Problem to work on: Go line by line through the data below and work out how many lines contain "oksigen"; the answer is that number alone.
Dataset entries section start
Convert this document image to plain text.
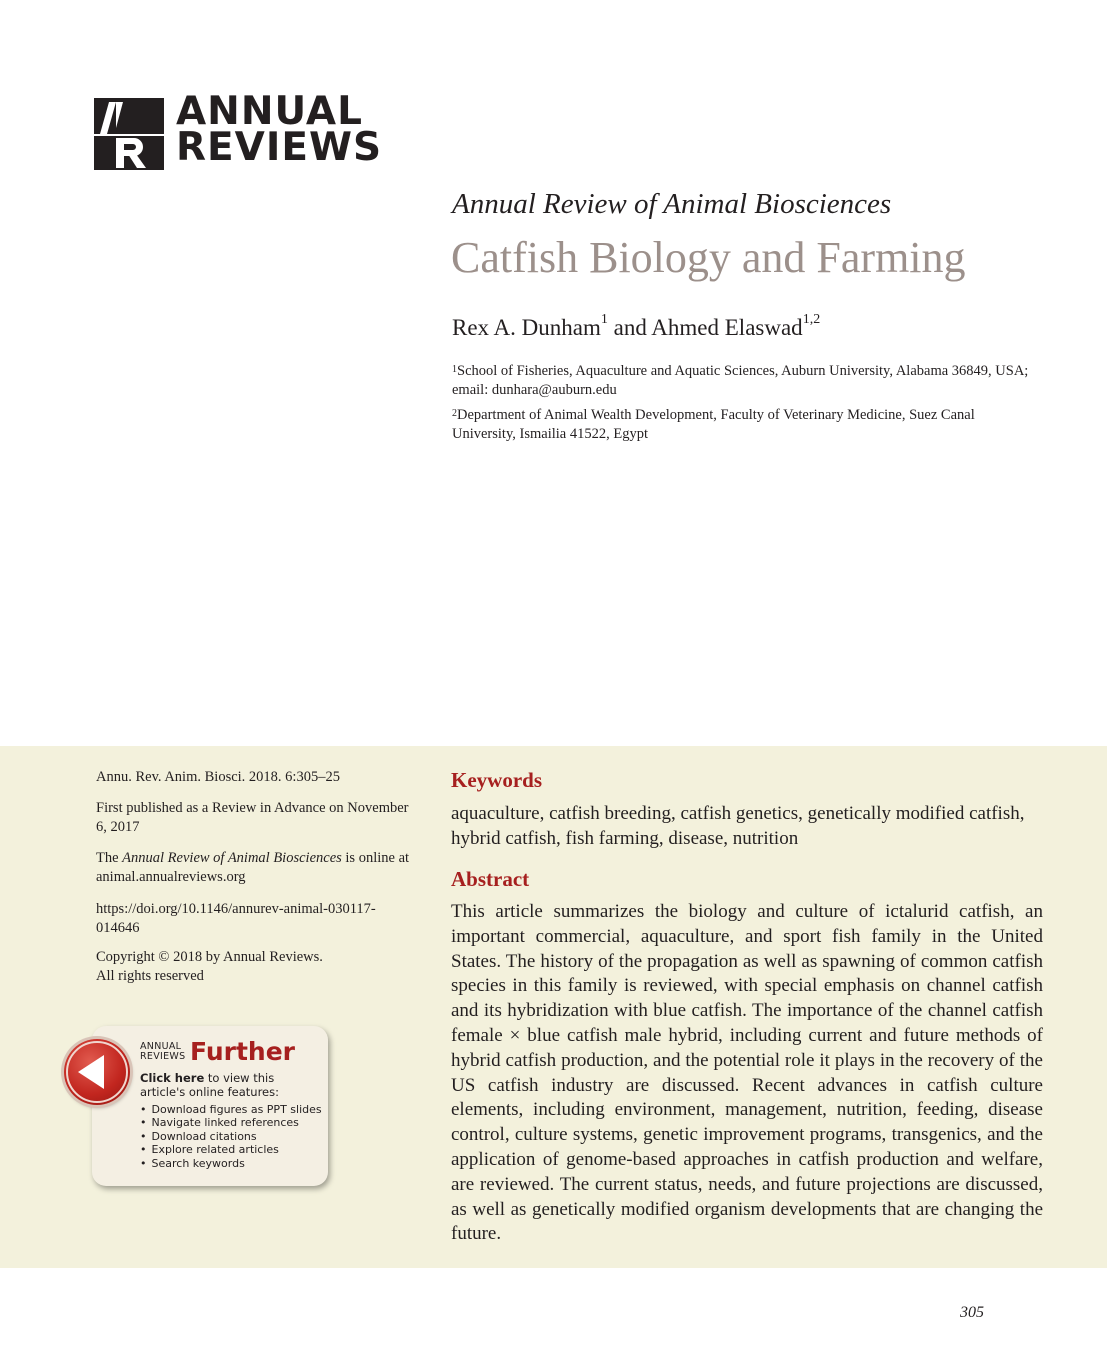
ANNUAL
REVIEWS
Annual Review of Animal Biosciences
Catfish Biology and Farming
Rex A. Dunham$^1$ and Ahmed Elaswad$^{1,2}$
$^1$School of Fisheries, Aquaculture and Aquatic Sciences, Auburn University, Alabama 36849, USA; email: dunhara@auburn.edu
$^2$Department of Animal Wealth Development, Faculty of Veterinary Medicine, Suez Canal University, Ismailia 41522, Egypt
Annu. Rev. Anim. Biosci. 2018. 6:305–25
First published as a Review in Advance on November 6, 2017
The Annual Review of Animal Biosciences is online at animal.annualreviews.org
https://doi.org/10.1146/annurev-animal-030117-014646
Copyright © 2018 by Annual Reviews.
All rights reserved
ANNUAL
REVIEWS Further
Click here to view this article's online features:
• Download figures as PPT slides
• Navigate linked references
• Download citations
• Explore related articles
• Search keywords
Keywords
aquaculture, catfish breeding, catfish genetics, genetically modified catfish, hybrid catfish, fish farming, disease, nutrition
Abstract
This article summarizes the biology and culture of ictalurid catfish, an important commercial, aquaculture, and sport fish family in the United States. The history of the propagation as well as spawning of common catfish species in this family is reviewed, with special emphasis on channel catfish and its hybridization with blue catfish. The importance of the channel catfish female × blue catfish male hybrid, including current and future methods of hybrid catfish production, and the potential role it plays in the recovery of the US catfish industry are discussed. Recent advances in catfish culture elements, including environment, management, nutrition, feeding, disease control, culture systems, genetic improvement programs, transgenics, and the application of genome-based approaches in catfish production and welfare, are reviewed. The current status, needs, and future projections are discussed, as well as genetically modified organism developments that are changing the future.
305
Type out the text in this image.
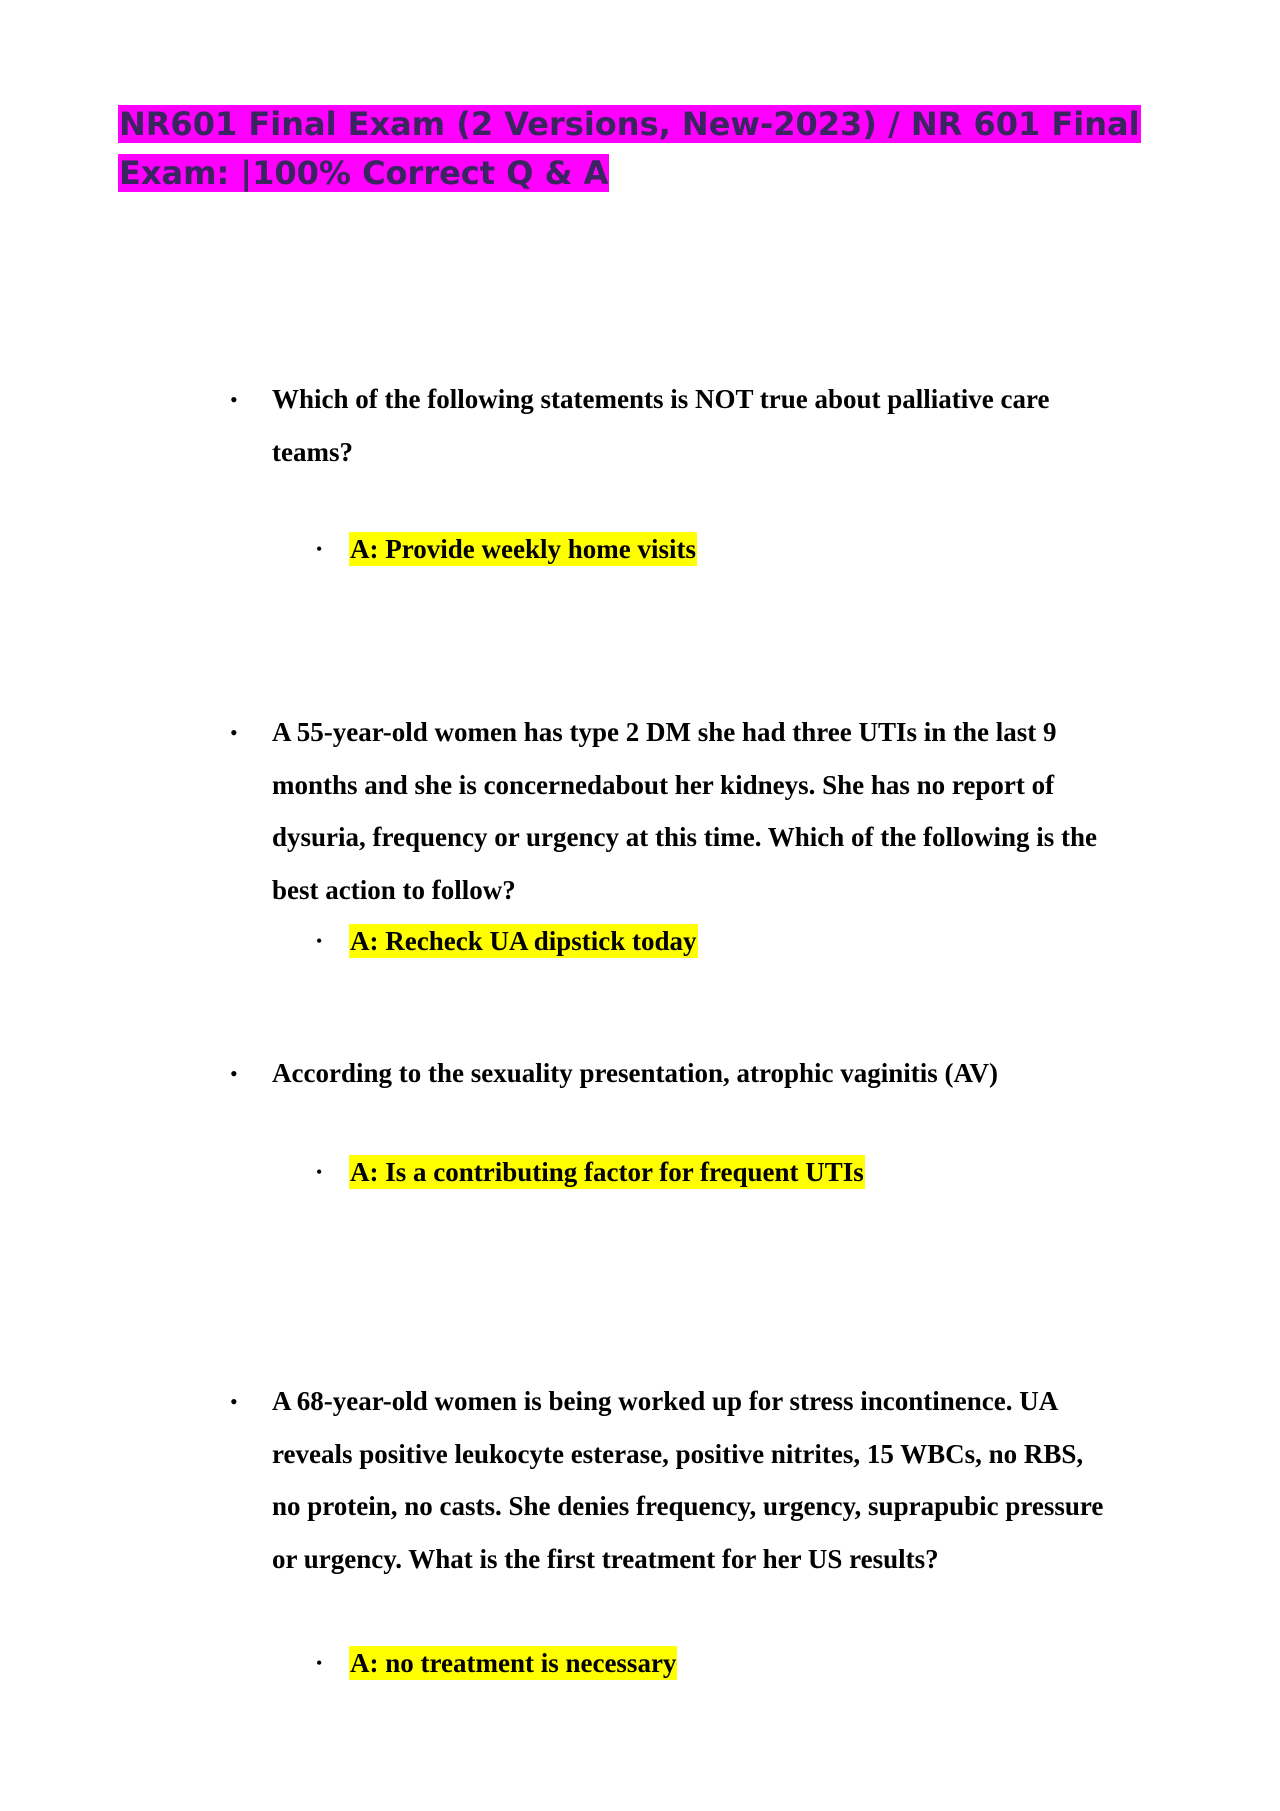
NR601 Final Exam (2 Versions, New-2023) / NR 601 Final Exam: |100% Correct Q & A
• Which of the following statements is NOT true about palliative care teams?

• A: Provide weekly home visits
• A 55-year-old women has type 2 DM she had three UTIs in the last 9 months and she is concernedabout her kidneys. She has no report of dysuria, frequency or urgency at this time. Which of the following is the best action to follow?

• A: Recheck UA dipstick today
• According to the sexuality presentation, atrophic vaginitis (AV)

• A: Is a contributing factor for frequent UTIs
• A 68-year-old women is being worked up for stress incontinence. UA reveals positive leukocyte esterase, positive nitrites, 15 WBCs, no RBS, no protein, no casts. She denies frequency, urgency, suprapubic pressure or urgency. What is the first treatment for her US results?

• A: no treatment is necessary
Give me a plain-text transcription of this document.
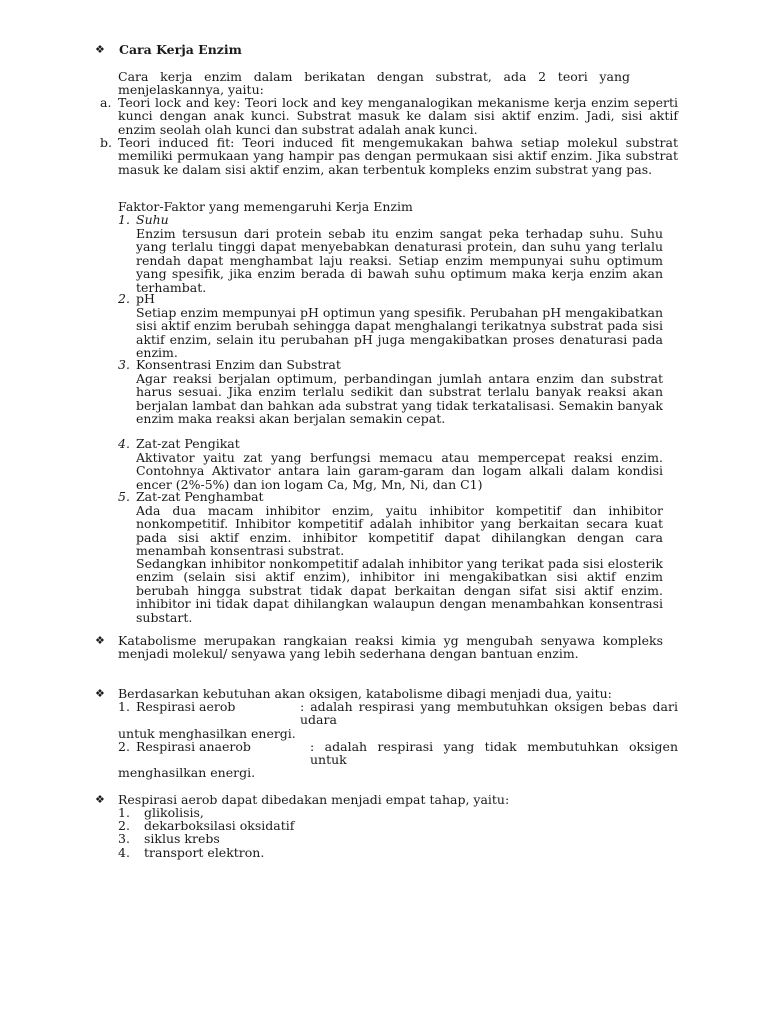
❖ Cara Kerja Enzim
Cara kerja enzim dalam berikatan dengan substrat, ada 2 teori yang menjelaskannya, yaitu:
a. Teori lock and key: Teori lock and key menganalogikan mekanisme kerja enzim seperti kunci dengan anak kunci. Substrat masuk ke dalam sisi aktif enzim. Jadi, sisi aktif enzim seolah olah kunci dan substrat adalah anak kunci.
b. Teori induced fit: Teori induced fit mengemukakan bahwa setiap molekul substrat memiliki permukaan yang hampir pas dengan permukaan sisi aktif enzim. Jika substrat masuk ke dalam sisi aktif enzim, akan terbentuk kompleks enzim substrat yang pas.
Faktor-Faktor yang memengaruhi Kerja Enzim
1. Suhu
Enzim tersusun dari protein sebab itu enzim sangat peka terhadap suhu. Suhu yang terlalu tinggi dapat menyebabkan denaturasi protein, dan suhu yang terlalu rendah dapat menghambat laju reaksi. Setiap enzim mempunyai suhu optimum yang spesifik, jika enzim berada di bawah suhu optimum maka kerja enzim akan terhambat.
2. pH
Setiap enzim mempunyai pH optimun yang spesifik. Perubahan pH mengakibatkan sisi aktif enzim berubah sehingga dapat menghalangi terikatnya substrat pada sisi aktif enzim, selain itu perubahan pH juga mengakibatkan proses denaturasi pada enzim.
3. Konsentrasi Enzim dan Substrat
Agar reaksi berjalan optimum, perbandingan jumlah antara enzim dan substrat harus sesuai. Jika enzim terlalu sedikit dan substrat terlalu banyak reaksi akan berjalan lambat dan bahkan ada substrat yang tidak terkatalisasi. Semakin banyak enzim maka reaksi akan berjalan semakin cepat.
4. Zat-zat Pengikat
Aktivator yaitu zat yang berfungsi memacu atau mempercepat reaksi enzim. Contohnya Aktivator antara lain garam-garam dan logam alkali dalam kondisi encer (2%-5%) dan ion logam Ca, Mg, Mn, Ni, dan C1)
5. Zat-zat Penghambat
Ada dua macam inhibitor enzim, yaitu inhibitor kompetitif dan inhibitor nonkompetitif. Inhibitor kompetitif adalah inhibitor yang berkaitan secara kuat pada sisi aktif enzim. inhibitor kompetitif dapat dihilangkan dengan cara menambah konsentrasi substrat.
Sedangkan inhibitor nonkompetitif adalah inhibitor yang terikat pada sisi elosterik enzim (selain sisi aktif enzim), inhibitor ini mengakibatkan sisi aktif enzim berubah hingga substrat tidak dapat berkaitan dengan sifat sisi aktif enzim. inhibitor ini tidak dapat dihilangkan walaupun dengan menambahkan konsentrasi substart.
❖ Katabolisme merupakan rangkaian reaksi kimia yg mengubah senyawa kompleks menjadi molekul/ senyawa yang lebih sederhana dengan bantuan enzim.
❖ Berdasarkan kebutuhan akan oksigen, katabolisme dibagi menjadi dua, yaitu:
1. Respirasi aerob	: adalah respirasi yang membutuhkan oksigen bebas dari udara

untuk menghasilkan energi.
2. Respirasi anaerob	: adalah respirasi yang tidak membutuhkan oksigen untuk
menghasilkan energi.
❖ Respirasi aerob dapat dibedakan menjadi empat tahap, yaitu:
1. glikolisis,
2. dekarboksilasi oksidatif
3. siklus krebs
4. transport elektron.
Dataset entries section end
Problem solution: 3